* INSTRUCTIONS FOR THE TASK *
Scan the material and copy every line in which "Yorkshire" appears.

########

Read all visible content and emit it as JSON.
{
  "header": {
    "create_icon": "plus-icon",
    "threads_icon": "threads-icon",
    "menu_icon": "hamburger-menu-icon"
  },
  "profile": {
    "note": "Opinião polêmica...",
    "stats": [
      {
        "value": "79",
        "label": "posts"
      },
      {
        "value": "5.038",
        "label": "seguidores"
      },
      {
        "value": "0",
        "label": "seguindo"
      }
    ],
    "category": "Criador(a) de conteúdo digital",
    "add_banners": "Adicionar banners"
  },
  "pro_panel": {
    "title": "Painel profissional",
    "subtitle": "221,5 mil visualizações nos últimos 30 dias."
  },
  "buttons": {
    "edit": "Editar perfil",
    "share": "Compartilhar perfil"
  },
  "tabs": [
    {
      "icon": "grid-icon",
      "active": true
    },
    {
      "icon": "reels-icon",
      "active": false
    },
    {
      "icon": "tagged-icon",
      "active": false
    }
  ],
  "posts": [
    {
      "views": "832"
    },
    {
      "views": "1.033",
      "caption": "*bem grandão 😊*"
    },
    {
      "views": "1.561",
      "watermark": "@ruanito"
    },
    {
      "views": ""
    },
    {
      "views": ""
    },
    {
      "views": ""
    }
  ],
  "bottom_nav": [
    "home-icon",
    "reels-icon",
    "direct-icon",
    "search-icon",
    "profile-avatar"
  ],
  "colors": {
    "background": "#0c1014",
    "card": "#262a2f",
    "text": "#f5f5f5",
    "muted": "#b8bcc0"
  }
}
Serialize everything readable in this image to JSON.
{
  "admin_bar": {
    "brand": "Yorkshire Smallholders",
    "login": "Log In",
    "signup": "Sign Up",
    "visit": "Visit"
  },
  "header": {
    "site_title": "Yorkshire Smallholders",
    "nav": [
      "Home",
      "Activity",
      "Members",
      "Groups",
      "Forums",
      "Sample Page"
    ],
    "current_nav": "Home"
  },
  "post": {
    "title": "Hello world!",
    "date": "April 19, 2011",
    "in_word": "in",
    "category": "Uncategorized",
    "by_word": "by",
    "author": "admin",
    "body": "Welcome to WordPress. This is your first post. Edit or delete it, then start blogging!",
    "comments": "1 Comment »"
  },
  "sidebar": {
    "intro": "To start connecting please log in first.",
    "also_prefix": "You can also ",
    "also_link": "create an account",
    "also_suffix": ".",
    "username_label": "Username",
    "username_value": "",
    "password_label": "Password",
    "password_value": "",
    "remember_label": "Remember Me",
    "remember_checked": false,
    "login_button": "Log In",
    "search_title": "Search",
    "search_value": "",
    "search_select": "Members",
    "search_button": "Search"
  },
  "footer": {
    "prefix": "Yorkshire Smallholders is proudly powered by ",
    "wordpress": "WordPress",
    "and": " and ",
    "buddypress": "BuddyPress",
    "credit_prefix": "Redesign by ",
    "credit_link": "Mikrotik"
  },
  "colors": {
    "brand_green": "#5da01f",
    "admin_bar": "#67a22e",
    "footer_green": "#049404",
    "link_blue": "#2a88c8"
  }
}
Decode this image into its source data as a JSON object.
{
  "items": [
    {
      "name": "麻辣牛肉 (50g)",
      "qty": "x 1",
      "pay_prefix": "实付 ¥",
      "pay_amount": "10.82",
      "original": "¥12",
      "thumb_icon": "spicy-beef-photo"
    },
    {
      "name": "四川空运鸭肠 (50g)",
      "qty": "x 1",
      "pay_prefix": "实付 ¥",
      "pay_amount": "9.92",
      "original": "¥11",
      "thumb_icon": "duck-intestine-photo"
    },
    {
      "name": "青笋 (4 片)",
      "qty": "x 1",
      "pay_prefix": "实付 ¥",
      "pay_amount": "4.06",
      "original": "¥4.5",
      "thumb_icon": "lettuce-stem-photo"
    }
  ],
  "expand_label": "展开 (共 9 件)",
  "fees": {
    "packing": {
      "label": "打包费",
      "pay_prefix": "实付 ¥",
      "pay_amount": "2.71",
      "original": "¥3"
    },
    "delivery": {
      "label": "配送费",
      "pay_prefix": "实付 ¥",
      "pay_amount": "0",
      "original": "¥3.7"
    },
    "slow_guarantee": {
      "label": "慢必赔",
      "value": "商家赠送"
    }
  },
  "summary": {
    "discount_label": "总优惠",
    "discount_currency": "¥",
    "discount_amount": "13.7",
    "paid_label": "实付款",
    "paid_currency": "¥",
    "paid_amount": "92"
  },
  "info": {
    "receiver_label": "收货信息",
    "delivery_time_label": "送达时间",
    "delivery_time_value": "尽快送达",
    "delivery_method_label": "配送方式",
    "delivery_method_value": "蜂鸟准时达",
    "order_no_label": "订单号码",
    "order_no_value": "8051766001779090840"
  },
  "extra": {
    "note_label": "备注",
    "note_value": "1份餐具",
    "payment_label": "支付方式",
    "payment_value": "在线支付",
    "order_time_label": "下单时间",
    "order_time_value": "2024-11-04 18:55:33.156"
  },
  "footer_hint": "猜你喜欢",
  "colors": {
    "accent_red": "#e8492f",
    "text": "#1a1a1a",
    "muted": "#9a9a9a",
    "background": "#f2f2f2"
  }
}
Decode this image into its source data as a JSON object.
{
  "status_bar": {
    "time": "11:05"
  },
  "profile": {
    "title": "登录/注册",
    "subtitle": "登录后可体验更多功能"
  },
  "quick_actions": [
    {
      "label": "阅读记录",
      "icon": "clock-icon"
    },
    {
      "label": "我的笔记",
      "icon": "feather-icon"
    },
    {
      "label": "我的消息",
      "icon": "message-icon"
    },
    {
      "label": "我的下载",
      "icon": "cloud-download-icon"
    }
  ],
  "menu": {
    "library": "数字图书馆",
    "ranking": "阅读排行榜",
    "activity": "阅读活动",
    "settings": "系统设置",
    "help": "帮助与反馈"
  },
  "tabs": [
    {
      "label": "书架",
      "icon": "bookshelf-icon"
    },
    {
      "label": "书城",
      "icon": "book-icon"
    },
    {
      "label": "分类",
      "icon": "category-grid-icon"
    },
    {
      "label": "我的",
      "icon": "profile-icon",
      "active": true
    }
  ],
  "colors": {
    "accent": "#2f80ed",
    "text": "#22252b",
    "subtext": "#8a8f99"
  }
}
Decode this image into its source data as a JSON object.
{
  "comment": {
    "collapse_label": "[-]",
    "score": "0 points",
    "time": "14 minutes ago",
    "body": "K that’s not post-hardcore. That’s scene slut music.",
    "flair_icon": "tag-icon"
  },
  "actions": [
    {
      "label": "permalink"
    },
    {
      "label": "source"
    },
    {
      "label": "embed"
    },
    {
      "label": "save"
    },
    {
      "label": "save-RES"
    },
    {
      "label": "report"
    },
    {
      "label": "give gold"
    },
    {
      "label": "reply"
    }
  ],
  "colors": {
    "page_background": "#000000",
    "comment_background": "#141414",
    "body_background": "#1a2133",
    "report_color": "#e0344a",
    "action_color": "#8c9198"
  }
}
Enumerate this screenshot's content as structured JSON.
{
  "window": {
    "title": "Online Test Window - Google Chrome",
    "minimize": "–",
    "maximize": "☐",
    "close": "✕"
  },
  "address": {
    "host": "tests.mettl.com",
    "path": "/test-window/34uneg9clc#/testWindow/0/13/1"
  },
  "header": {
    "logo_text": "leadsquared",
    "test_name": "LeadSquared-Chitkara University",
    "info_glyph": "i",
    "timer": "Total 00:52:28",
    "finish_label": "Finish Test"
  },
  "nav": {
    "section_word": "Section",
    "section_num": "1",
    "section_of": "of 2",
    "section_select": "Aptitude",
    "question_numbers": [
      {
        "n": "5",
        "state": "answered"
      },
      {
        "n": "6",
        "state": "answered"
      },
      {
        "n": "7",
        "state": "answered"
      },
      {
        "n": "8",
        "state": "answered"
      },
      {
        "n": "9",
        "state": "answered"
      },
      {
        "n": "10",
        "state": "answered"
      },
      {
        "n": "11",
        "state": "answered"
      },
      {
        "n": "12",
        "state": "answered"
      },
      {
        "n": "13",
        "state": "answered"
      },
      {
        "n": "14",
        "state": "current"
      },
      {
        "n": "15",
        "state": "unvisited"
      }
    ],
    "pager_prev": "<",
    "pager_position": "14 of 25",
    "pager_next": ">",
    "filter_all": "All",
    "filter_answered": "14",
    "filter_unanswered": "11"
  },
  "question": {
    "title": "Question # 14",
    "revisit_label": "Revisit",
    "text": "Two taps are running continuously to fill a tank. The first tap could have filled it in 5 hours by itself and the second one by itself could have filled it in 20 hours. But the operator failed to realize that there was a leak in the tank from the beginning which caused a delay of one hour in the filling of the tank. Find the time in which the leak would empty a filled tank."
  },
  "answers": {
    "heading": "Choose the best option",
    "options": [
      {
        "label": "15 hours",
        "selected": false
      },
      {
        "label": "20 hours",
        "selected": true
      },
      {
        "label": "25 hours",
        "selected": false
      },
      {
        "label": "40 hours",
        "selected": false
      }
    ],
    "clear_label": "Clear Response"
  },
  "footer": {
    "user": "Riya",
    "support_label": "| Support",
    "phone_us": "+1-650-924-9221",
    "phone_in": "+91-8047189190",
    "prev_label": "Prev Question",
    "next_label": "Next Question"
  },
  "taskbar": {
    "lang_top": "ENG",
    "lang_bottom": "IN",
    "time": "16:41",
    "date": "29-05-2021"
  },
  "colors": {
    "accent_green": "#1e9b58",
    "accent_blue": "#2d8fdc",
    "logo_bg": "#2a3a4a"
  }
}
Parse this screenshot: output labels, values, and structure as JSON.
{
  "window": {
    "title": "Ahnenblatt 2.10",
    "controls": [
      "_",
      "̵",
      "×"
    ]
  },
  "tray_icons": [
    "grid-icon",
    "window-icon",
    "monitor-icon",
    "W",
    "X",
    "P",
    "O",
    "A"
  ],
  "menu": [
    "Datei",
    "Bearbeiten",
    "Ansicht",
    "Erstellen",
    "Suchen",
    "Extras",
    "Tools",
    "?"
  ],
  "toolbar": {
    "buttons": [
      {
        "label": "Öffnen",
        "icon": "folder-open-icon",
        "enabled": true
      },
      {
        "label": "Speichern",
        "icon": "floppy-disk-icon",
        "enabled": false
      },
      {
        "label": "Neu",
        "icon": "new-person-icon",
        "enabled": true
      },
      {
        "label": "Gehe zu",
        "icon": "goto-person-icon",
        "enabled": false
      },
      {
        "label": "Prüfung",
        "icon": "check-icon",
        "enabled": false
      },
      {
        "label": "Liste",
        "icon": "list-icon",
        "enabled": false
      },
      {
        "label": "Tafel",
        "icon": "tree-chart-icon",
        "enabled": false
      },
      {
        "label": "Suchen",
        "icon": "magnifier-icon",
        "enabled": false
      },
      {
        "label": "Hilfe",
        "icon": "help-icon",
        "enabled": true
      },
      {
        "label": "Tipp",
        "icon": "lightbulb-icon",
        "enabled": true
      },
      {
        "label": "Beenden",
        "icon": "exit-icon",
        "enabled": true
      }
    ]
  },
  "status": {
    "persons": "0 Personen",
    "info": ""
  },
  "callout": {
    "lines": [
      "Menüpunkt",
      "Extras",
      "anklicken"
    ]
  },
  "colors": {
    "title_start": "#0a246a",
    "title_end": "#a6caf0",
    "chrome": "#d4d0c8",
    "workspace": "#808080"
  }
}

########

* EXPECTED OUTPUT *
    "brand": "Yorkshire Smallholders",
    "site_title": "Yorkshire Smallholders",
    "prefix": "Yorkshire Smallholders is proudly powered by ",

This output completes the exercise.